[Dataset excerpt]

<<<<

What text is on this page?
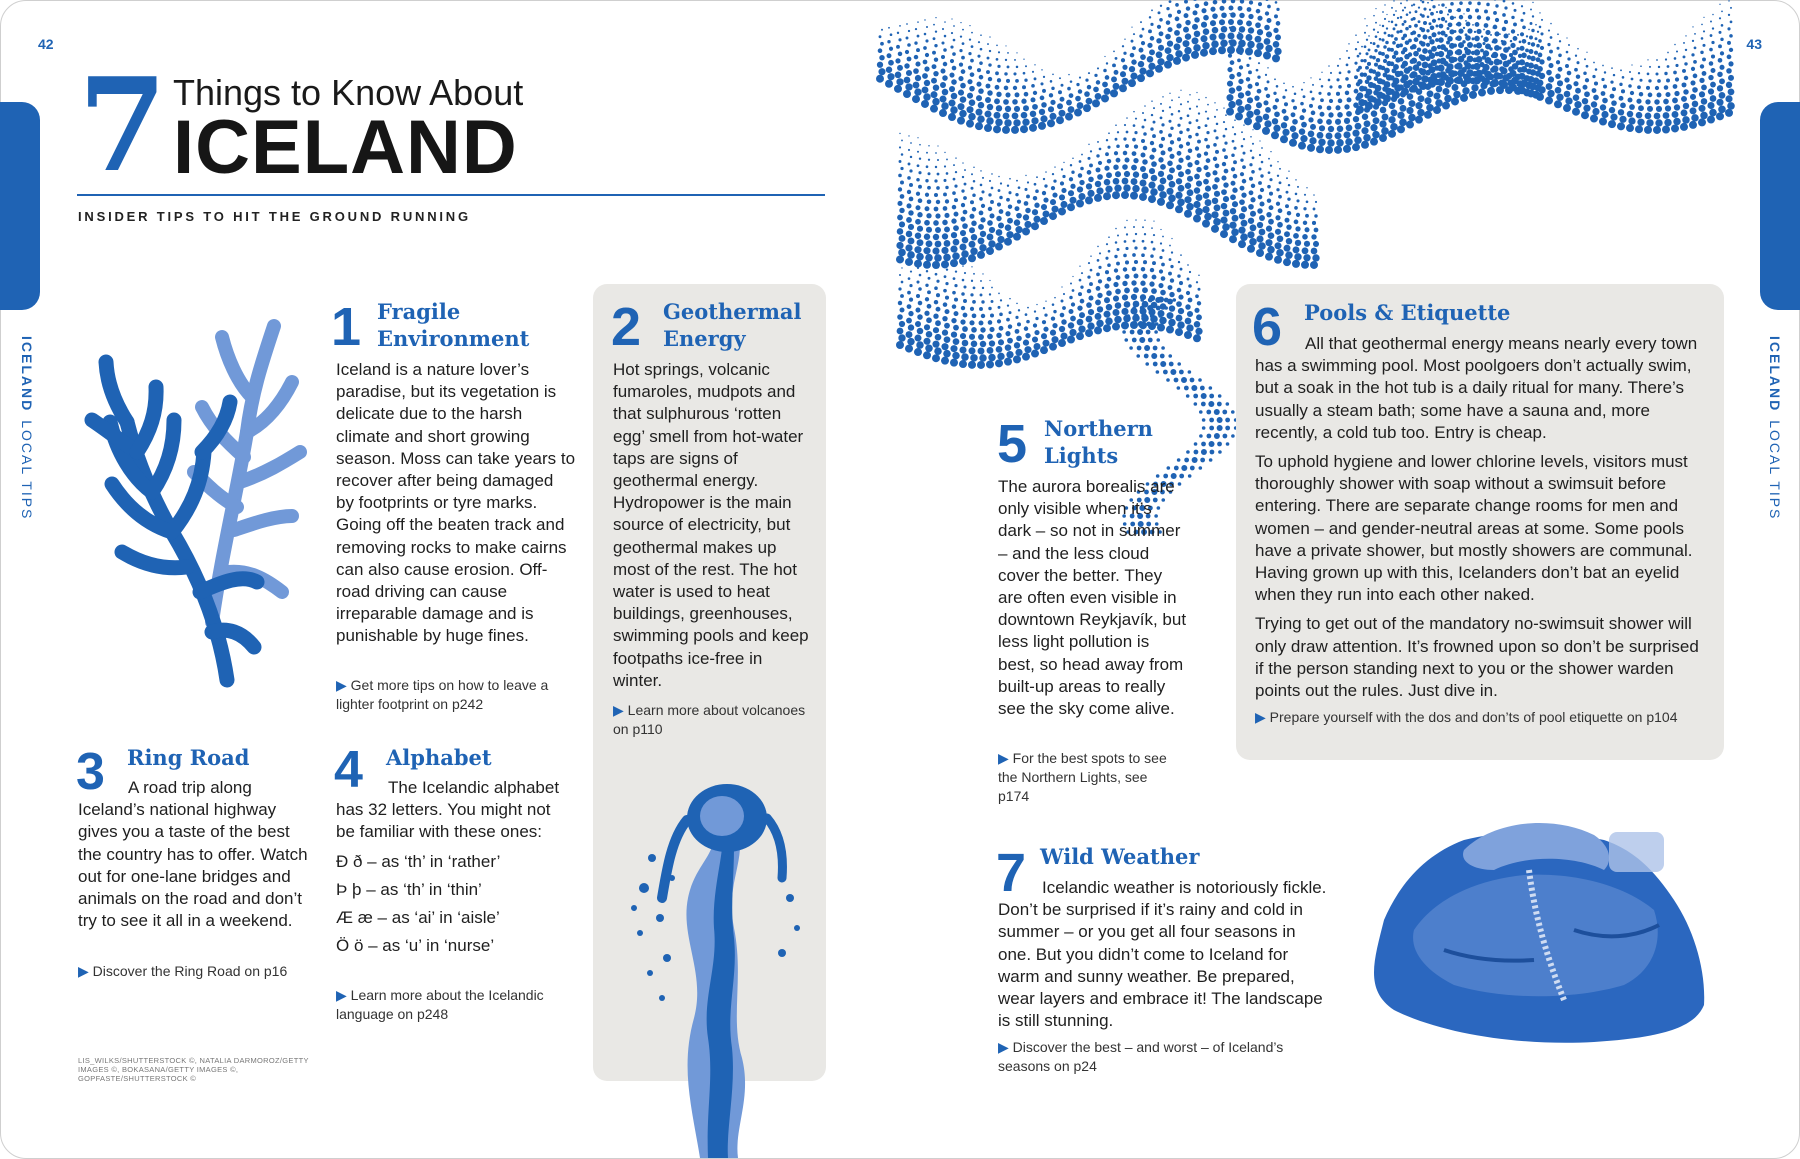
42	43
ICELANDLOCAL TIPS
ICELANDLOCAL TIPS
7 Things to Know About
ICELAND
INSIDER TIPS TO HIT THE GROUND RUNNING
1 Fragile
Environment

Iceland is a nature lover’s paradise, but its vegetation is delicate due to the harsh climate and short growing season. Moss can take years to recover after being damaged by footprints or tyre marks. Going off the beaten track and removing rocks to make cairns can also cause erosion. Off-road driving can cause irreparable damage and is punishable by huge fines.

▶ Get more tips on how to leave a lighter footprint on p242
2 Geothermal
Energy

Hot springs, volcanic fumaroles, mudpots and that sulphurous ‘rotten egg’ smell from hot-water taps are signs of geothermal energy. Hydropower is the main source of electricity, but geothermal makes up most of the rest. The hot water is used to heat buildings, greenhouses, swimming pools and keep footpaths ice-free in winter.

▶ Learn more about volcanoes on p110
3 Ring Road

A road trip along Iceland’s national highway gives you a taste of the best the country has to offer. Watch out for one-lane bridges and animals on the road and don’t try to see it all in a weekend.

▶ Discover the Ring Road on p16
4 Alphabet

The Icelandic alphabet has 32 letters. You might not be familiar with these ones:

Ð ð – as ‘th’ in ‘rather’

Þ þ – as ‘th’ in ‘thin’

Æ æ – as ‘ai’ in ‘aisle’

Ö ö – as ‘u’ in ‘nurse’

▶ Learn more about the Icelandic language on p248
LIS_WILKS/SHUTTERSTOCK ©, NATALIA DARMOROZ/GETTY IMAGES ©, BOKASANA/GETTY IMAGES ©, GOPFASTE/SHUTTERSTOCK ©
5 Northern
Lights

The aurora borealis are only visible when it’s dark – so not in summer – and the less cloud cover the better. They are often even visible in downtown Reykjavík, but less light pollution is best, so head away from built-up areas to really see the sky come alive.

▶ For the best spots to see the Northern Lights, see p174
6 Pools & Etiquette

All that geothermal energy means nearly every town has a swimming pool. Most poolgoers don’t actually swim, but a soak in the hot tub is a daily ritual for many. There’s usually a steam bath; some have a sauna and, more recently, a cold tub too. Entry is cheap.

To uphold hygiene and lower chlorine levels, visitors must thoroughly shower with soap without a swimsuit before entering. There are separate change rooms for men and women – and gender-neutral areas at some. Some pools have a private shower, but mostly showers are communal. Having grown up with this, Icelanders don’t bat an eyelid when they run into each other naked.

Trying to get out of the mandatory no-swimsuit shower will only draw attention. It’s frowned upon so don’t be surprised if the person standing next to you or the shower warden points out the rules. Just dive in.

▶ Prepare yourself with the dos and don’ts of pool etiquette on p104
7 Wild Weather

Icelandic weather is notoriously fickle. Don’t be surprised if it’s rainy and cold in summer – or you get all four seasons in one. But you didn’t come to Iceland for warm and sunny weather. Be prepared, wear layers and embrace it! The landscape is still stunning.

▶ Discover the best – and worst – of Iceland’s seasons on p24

>>>>

Reproduce every line precisely as given, omitting all pictures.

What text is on this page?
42	43
ICELANDLOCAL TIPS
ICELANDLOCAL TIPS
7 Things to Know About
ICELAND
INSIDER TIPS TO HIT THE GROUND RUNNING
1 Fragile
Environment

Iceland is a nature lover’s paradise, but its vegetation is delicate due to the harsh climate and short growing season. Moss can take years to recover after being damaged by footprints or tyre marks. Going off the beaten track and removing rocks to make cairns can also cause erosion. Off-road driving can cause irreparable damage and is punishable by huge fines.

▶ Get more tips on how to leave a lighter footprint on p242
2 Geothermal
Energy

Hot springs, volcanic fumaroles, mudpots and that sulphurous ‘rotten egg’ smell from hot-water taps are signs of geothermal energy. Hydropower is the main source of electricity, but geothermal makes up most of the rest. The hot water is used to heat buildings, greenhouses, swimming pools and keep footpaths ice-free in winter.

▶ Learn more about volcanoes on p110
3 Ring Road

A road trip along Iceland’s national highway gives you a taste of the best the country has to offer. Watch out for one-lane bridges and animals on the road and don’t try to see it all in a weekend.

▶ Discover the Ring Road on p16
4 Alphabet

The Icelandic alphabet has 32 letters. You might not be familiar with these ones:

Ð ð – as ‘th’ in ‘rather’

Þ þ – as ‘th’ in ‘thin’

Æ æ – as ‘ai’ in ‘aisle’

Ö ö – as ‘u’ in ‘nurse’

▶ Learn more about the Icelandic language on p248
LIS_WILKS/SHUTTERSTOCK ©, NATALIA DARMOROZ/GETTY IMAGES ©, BOKASANA/GETTY IMAGES ©, GOPFASTE/SHUTTERSTOCK ©
5 Northern
Lights

The aurora borealis are only visible when it’s dark – so not in summer – and the less cloud cover the better. They are often even visible in downtown Reykjavík, but less light pollution is best, so head away from built-up areas to really see the sky come alive.

▶ For the best spots to see the Northern Lights, see p174
6 Pools & Etiquette

All that geothermal energy means nearly every town has a swimming pool. Most poolgoers don’t actually swim, but a soak in the hot tub is a daily ritual for many. There’s usually a steam bath; some have a sauna and, more recently, a cold tub too. Entry is cheap.

To uphold hygiene and lower chlorine levels, visitors must thoroughly shower with soap without a swimsuit before entering. There are separate change rooms for men and women – and gender-neutral areas at some. Some pools have a private shower, but mostly showers are communal. Having grown up with this, Icelanders don’t bat an eyelid when they run into each other naked.

Trying to get out of the mandatory no-swimsuit shower will only draw attention. It’s frowned upon so don’t be surprised if the person standing next to you or the shower warden points out the rules. Just dive in.

▶ Prepare yourself with the dos and don’ts of pool etiquette on p104
7 Wild Weather

Icelandic weather is notoriously fickle. Don’t be surprised if it’s rainy and cold in summer – or you get all four seasons in one. But you didn’t come to Iceland for warm and sunny weather. Be prepared, wear layers and embrace it! The landscape is still stunning.

▶ Discover the best – and worst – of Iceland’s seasons on p24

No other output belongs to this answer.